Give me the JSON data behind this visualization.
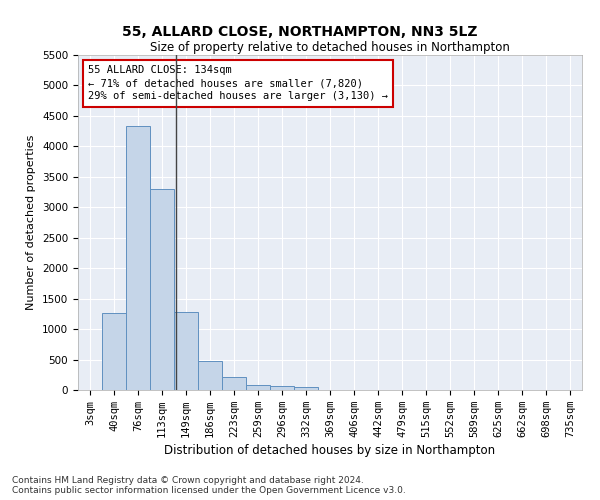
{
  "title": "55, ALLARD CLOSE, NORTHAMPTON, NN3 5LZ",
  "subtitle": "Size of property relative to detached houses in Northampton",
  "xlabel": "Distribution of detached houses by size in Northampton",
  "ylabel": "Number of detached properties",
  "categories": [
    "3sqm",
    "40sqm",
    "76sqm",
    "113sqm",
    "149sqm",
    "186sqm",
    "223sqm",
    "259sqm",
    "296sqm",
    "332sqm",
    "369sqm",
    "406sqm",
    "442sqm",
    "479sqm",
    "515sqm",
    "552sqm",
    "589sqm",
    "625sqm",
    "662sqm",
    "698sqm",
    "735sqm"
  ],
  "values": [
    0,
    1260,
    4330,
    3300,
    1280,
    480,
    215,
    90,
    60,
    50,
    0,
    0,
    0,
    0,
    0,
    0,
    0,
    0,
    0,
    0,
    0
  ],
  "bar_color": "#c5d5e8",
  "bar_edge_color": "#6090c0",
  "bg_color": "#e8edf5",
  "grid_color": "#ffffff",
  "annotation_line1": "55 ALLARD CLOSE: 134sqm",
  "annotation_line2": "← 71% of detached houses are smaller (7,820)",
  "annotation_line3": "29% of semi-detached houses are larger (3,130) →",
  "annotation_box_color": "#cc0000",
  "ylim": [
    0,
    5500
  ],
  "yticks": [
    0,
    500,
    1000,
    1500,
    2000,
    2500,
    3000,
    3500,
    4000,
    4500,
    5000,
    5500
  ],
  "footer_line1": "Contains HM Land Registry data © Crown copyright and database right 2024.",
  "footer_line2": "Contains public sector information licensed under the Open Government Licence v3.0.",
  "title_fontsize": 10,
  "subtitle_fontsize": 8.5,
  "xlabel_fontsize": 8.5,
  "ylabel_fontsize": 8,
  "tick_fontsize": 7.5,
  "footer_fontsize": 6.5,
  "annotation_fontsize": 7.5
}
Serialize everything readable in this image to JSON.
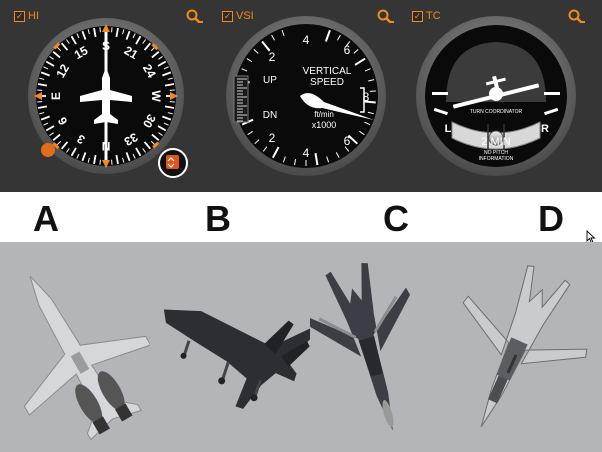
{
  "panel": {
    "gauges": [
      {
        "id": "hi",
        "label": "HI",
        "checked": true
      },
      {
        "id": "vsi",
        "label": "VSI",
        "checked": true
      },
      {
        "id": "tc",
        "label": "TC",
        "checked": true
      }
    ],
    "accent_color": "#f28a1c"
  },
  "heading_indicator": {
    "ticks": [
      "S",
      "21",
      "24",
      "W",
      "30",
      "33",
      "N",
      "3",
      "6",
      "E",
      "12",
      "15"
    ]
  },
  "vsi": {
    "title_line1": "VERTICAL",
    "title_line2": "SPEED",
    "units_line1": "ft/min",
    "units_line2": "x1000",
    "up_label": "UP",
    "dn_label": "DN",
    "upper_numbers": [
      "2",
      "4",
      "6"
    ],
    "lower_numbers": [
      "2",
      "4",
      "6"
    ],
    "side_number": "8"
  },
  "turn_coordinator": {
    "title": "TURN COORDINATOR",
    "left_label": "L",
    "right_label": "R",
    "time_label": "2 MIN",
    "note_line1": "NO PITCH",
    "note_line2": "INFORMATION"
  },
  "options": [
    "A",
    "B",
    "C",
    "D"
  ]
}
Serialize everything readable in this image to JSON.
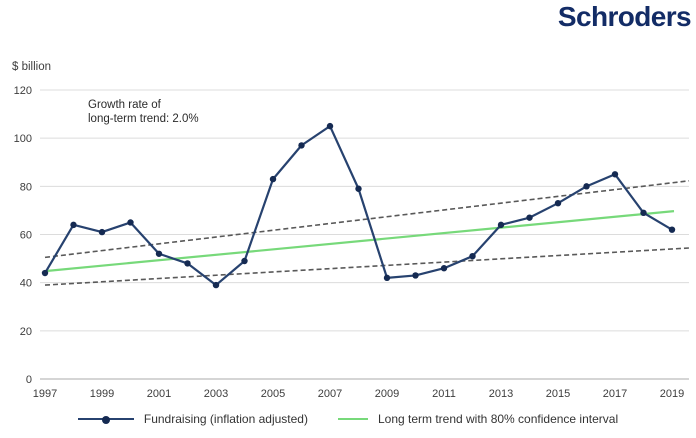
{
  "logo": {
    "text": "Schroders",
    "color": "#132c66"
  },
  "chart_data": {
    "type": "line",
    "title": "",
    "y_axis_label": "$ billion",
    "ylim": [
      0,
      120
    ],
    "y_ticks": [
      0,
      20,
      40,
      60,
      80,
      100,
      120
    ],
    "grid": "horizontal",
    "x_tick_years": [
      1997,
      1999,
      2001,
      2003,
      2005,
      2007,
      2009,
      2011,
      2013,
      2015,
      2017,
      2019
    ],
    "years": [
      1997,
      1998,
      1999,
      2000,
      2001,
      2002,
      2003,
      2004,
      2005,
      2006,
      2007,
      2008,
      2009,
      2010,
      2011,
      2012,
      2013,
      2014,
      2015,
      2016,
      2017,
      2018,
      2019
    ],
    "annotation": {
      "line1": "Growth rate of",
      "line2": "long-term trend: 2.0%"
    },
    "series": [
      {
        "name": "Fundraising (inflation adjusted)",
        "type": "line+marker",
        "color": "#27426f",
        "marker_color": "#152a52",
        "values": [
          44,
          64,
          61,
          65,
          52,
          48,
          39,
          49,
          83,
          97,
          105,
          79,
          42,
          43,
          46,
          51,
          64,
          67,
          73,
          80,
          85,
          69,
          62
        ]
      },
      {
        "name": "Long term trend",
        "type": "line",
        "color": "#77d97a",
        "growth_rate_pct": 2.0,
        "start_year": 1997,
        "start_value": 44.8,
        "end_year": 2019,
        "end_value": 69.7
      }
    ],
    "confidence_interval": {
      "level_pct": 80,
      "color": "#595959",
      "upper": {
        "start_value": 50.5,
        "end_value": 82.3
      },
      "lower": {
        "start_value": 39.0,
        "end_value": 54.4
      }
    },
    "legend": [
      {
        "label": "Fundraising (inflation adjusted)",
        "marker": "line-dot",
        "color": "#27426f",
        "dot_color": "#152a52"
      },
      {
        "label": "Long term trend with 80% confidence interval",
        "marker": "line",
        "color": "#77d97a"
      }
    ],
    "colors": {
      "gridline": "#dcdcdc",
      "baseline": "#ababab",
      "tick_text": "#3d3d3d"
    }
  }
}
──────────
▶ **TASK TO CARRY OUT**
State the count of lines that contain the string "houses". Nothing else is needed.

▶ **RESPONSE TO THIS EXERCISE**
4